▶ Challenge
Select the lines that hold the word "experiment" and copy each one.
※
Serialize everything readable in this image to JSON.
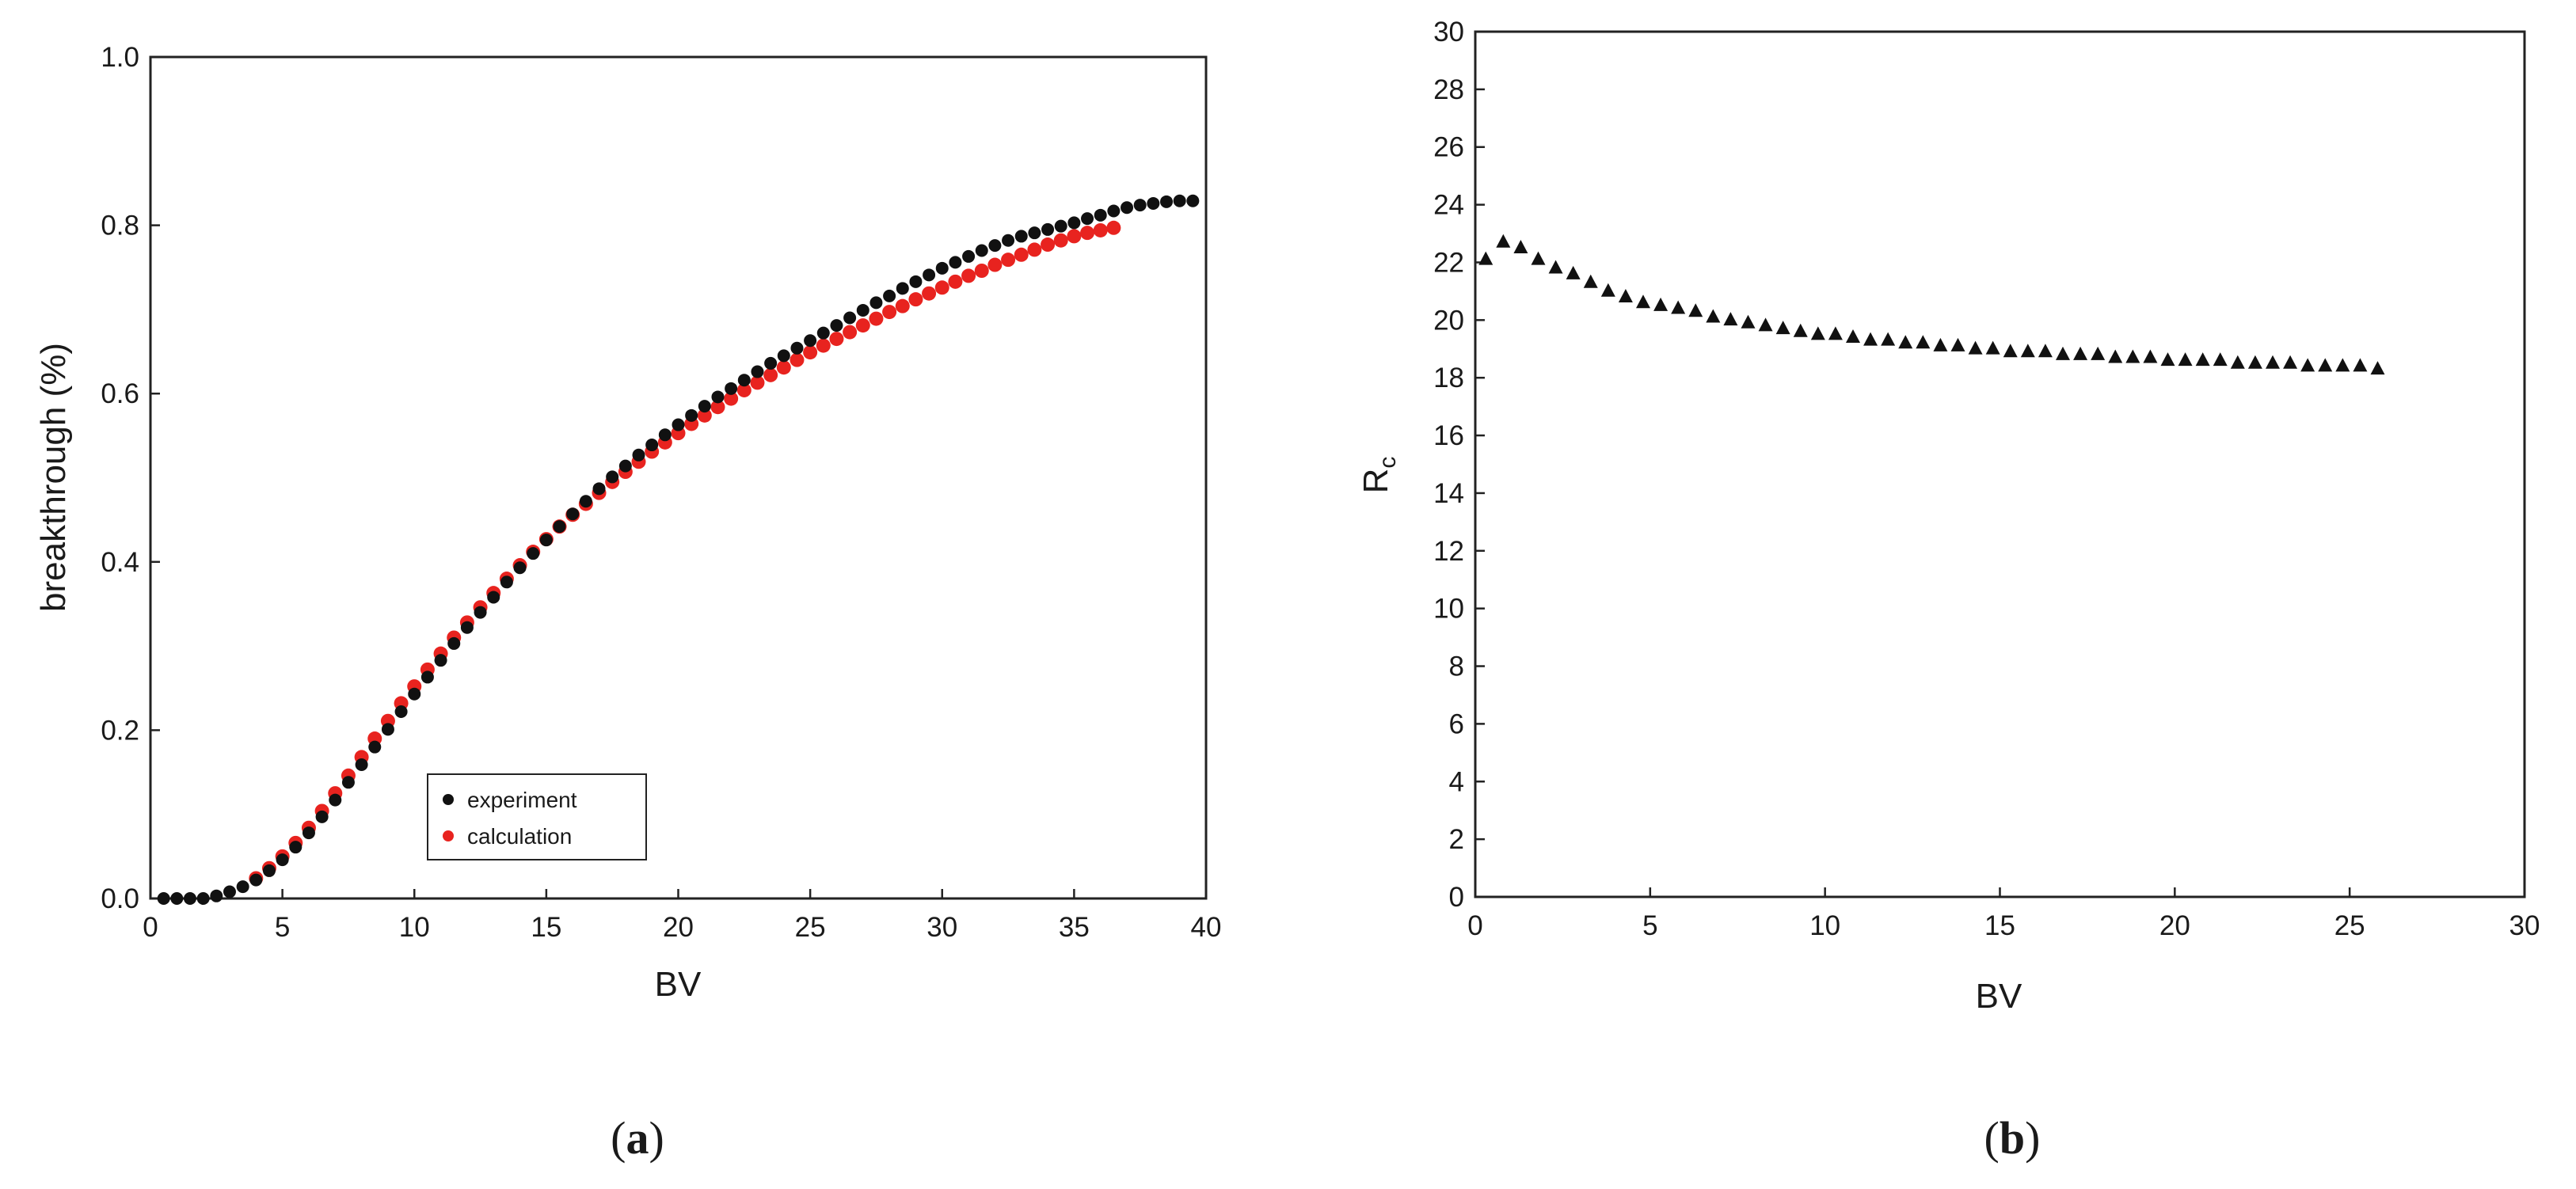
{
  "chart_data": [
    {
      "type": "scatter",
      "panel_label": {
        "open": "(",
        "letter": "a",
        "close": ")"
      },
      "xlabel": "BV",
      "ylabel": "breakthrough (%)",
      "xlim": [
        0,
        40
      ],
      "ylim": [
        0,
        1.0
      ],
      "xticks": [
        "0",
        "5",
        "10",
        "15",
        "20",
        "25",
        "30",
        "35",
        "40"
      ],
      "yticks": [
        "0.0",
        "0.2",
        "0.4",
        "0.6",
        "0.8",
        "1.0"
      ],
      "legend_position": "lower-center",
      "colors": {
        "experiment": "#111111",
        "calculation": "#e8231f"
      },
      "series": [
        {
          "name": "experiment",
          "x": [
            0.5,
            1,
            1.5,
            2,
            2.5,
            3,
            3.5,
            4,
            4.5,
            5,
            5.5,
            6,
            6.5,
            7,
            7.5,
            8,
            8.5,
            9,
            9.5,
            10,
            10.5,
            11,
            11.5,
            12,
            12.5,
            13,
            13.5,
            14,
            14.5,
            15,
            15.5,
            16,
            16.5,
            17,
            17.5,
            18,
            18.5,
            19,
            19.5,
            20,
            20.5,
            21,
            21.5,
            22,
            22.5,
            23,
            23.5,
            24,
            24.5,
            25,
            25.5,
            26,
            26.5,
            27,
            27.5,
            28,
            28.5,
            29,
            29.5,
            30,
            30.5,
            31,
            31.5,
            32,
            32.5,
            33,
            33.5,
            34,
            34.5,
            35,
            35.5,
            36,
            36.5,
            37,
            37.5,
            38,
            38.5,
            39,
            39.5
          ],
          "y": [
            0.0,
            0.0,
            0.0,
            0.0,
            0.003,
            0.008,
            0.014,
            0.022,
            0.033,
            0.046,
            0.061,
            0.078,
            0.097,
            0.117,
            0.138,
            0.159,
            0.18,
            0.201,
            0.222,
            0.243,
            0.263,
            0.283,
            0.303,
            0.322,
            0.34,
            0.358,
            0.376,
            0.393,
            0.41,
            0.426,
            0.442,
            0.457,
            0.472,
            0.487,
            0.501,
            0.514,
            0.527,
            0.539,
            0.551,
            0.563,
            0.574,
            0.585,
            0.596,
            0.606,
            0.616,
            0.626,
            0.636,
            0.645,
            0.654,
            0.663,
            0.672,
            0.681,
            0.69,
            0.699,
            0.708,
            0.716,
            0.725,
            0.733,
            0.741,
            0.749,
            0.756,
            0.763,
            0.77,
            0.776,
            0.782,
            0.787,
            0.791,
            0.795,
            0.799,
            0.803,
            0.808,
            0.812,
            0.817,
            0.821,
            0.824,
            0.826,
            0.828,
            0.829,
            0.829
          ]
        },
        {
          "name": "calculation",
          "x": [
            4,
            4.5,
            5,
            5.5,
            6,
            6.5,
            7,
            7.5,
            8,
            8.5,
            9,
            9.5,
            10,
            10.5,
            11,
            11.5,
            12,
            12.5,
            13,
            13.5,
            14,
            14.5,
            15,
            15.5,
            16,
            16.5,
            17,
            17.5,
            18,
            18.5,
            19,
            19.5,
            20,
            20.5,
            21,
            21.5,
            22,
            22.5,
            23,
            23.5,
            24,
            24.5,
            25,
            25.5,
            26,
            26.5,
            27,
            27.5,
            28,
            28.5,
            29,
            29.5,
            30,
            30.5,
            31,
            31.5,
            32,
            32.5,
            33,
            33.5,
            34,
            34.5,
            35,
            35.5,
            36,
            36.5
          ],
          "y": [
            0.024,
            0.036,
            0.05,
            0.066,
            0.084,
            0.104,
            0.125,
            0.146,
            0.168,
            0.19,
            0.211,
            0.232,
            0.252,
            0.272,
            0.291,
            0.31,
            0.328,
            0.346,
            0.363,
            0.38,
            0.396,
            0.412,
            0.427,
            0.442,
            0.456,
            0.469,
            0.482,
            0.495,
            0.507,
            0.519,
            0.531,
            0.542,
            0.553,
            0.564,
            0.574,
            0.584,
            0.594,
            0.604,
            0.613,
            0.622,
            0.631,
            0.64,
            0.649,
            0.657,
            0.665,
            0.673,
            0.681,
            0.689,
            0.697,
            0.704,
            0.712,
            0.719,
            0.726,
            0.733,
            0.74,
            0.746,
            0.753,
            0.759,
            0.765,
            0.771,
            0.777,
            0.782,
            0.787,
            0.791,
            0.794,
            0.797
          ]
        }
      ]
    },
    {
      "type": "scatter",
      "panel_label": {
        "open": "(",
        "letter": "b",
        "close": ")"
      },
      "xlabel": "BV",
      "ylabel_main": "R",
      "ylabel_sub": "c",
      "xlim": [
        0,
        30
      ],
      "ylim": [
        0,
        30
      ],
      "xticks": [
        "0",
        "5",
        "10",
        "15",
        "20",
        "25",
        "30"
      ],
      "yticks": [
        "0",
        "2",
        "4",
        "6",
        "8",
        "10",
        "12",
        "14",
        "16",
        "18",
        "20",
        "22",
        "24",
        "26",
        "28",
        "30"
      ],
      "marker": "triangle",
      "colors": {
        "points": "#111111"
      },
      "series": [
        {
          "x": [
            0.3,
            0.8,
            1.3,
            1.8,
            2.3,
            2.8,
            3.3,
            3.8,
            4.3,
            4.8,
            5.3,
            5.8,
            6.3,
            6.8,
            7.3,
            7.8,
            8.3,
            8.8,
            9.3,
            9.8,
            10.3,
            10.8,
            11.3,
            11.8,
            12.3,
            12.8,
            13.3,
            13.8,
            14.3,
            14.8,
            15.3,
            15.8,
            16.3,
            16.8,
            17.3,
            17.8,
            18.3,
            18.8,
            19.3,
            19.8,
            20.3,
            20.8,
            21.3,
            21.8,
            22.3,
            22.8,
            23.3,
            23.8,
            24.3,
            24.8,
            25.3,
            25.8
          ],
          "y": [
            22.1,
            22.7,
            22.5,
            22.1,
            21.8,
            21.6,
            21.3,
            21.0,
            20.8,
            20.6,
            20.5,
            20.4,
            20.3,
            20.1,
            20.0,
            19.9,
            19.8,
            19.7,
            19.6,
            19.5,
            19.5,
            19.4,
            19.3,
            19.3,
            19.2,
            19.2,
            19.1,
            19.1,
            19.0,
            19.0,
            18.9,
            18.9,
            18.9,
            18.8,
            18.8,
            18.8,
            18.7,
            18.7,
            18.7,
            18.6,
            18.6,
            18.6,
            18.6,
            18.5,
            18.5,
            18.5,
            18.5,
            18.4,
            18.4,
            18.4,
            18.4,
            18.3
          ]
        }
      ]
    }
  ]
}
※
▶ Expected answer
        "experiment": "#111111",
          "name": "experiment",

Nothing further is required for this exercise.